#### Requirement:
Can you retype the records from their first line down to the line that contains "table-row: PÁ 27.03.", including both of those lines?

─── Supplied information ───

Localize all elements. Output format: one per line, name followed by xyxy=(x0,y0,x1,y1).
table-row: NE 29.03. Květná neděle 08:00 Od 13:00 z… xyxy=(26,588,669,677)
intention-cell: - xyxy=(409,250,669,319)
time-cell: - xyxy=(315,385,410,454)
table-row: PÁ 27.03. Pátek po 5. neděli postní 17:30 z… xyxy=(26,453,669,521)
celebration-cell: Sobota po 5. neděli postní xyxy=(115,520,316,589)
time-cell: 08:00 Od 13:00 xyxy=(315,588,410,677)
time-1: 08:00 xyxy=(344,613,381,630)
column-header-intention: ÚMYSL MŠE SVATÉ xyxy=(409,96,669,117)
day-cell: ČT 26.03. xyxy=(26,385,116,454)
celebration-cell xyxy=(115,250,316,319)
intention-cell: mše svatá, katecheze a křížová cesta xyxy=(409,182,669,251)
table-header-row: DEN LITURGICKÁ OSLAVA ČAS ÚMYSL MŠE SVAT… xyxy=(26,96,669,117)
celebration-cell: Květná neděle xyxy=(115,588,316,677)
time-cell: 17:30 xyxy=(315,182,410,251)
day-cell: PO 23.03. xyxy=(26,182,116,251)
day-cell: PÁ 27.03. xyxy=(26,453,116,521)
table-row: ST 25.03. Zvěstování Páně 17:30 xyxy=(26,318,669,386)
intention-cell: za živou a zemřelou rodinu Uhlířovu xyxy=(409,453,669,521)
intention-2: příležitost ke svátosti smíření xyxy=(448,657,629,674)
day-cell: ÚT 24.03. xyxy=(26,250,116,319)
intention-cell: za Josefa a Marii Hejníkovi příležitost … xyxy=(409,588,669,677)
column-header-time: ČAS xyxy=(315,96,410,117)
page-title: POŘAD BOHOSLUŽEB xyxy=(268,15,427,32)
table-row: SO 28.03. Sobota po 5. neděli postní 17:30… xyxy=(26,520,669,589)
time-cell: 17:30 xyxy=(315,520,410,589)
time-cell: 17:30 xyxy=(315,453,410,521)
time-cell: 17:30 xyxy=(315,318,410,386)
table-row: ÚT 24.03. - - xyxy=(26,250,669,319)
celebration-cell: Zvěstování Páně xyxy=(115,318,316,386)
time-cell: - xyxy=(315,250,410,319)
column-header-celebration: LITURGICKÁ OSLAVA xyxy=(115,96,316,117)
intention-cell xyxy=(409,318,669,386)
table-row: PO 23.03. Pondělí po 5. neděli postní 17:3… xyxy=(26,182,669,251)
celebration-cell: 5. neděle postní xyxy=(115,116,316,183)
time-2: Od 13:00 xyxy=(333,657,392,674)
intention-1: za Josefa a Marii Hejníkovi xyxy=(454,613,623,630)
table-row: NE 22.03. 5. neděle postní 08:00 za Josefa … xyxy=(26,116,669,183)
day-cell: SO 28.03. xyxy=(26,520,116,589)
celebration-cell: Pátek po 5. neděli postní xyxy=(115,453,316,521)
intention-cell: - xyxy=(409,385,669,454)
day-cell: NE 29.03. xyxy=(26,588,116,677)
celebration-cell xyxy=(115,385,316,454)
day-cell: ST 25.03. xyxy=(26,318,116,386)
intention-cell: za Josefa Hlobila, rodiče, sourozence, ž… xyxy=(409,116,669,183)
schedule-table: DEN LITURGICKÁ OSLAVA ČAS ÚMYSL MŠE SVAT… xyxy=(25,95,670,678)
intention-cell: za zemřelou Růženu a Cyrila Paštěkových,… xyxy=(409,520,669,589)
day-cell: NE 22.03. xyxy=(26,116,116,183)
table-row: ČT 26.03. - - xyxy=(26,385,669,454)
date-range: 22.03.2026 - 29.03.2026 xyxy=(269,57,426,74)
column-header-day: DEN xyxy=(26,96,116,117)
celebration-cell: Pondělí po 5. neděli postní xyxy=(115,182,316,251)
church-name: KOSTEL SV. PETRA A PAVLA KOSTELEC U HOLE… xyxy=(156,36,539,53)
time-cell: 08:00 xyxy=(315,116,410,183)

───

#### Solution for this exercise:
Localize all elements. Output format: one per line, name followed by xyxy=(x0,y0,x1,y1).
table-row: NE 29.03. Květná neděle 08:00 Od 13:00 z… xyxy=(26,588,669,677)
intention-cell: - xyxy=(409,250,669,319)
time-cell: - xyxy=(315,385,410,454)
table-row: PÁ 27.03. Pátek po 5. neděli postní 17:30 z… xyxy=(26,453,669,521)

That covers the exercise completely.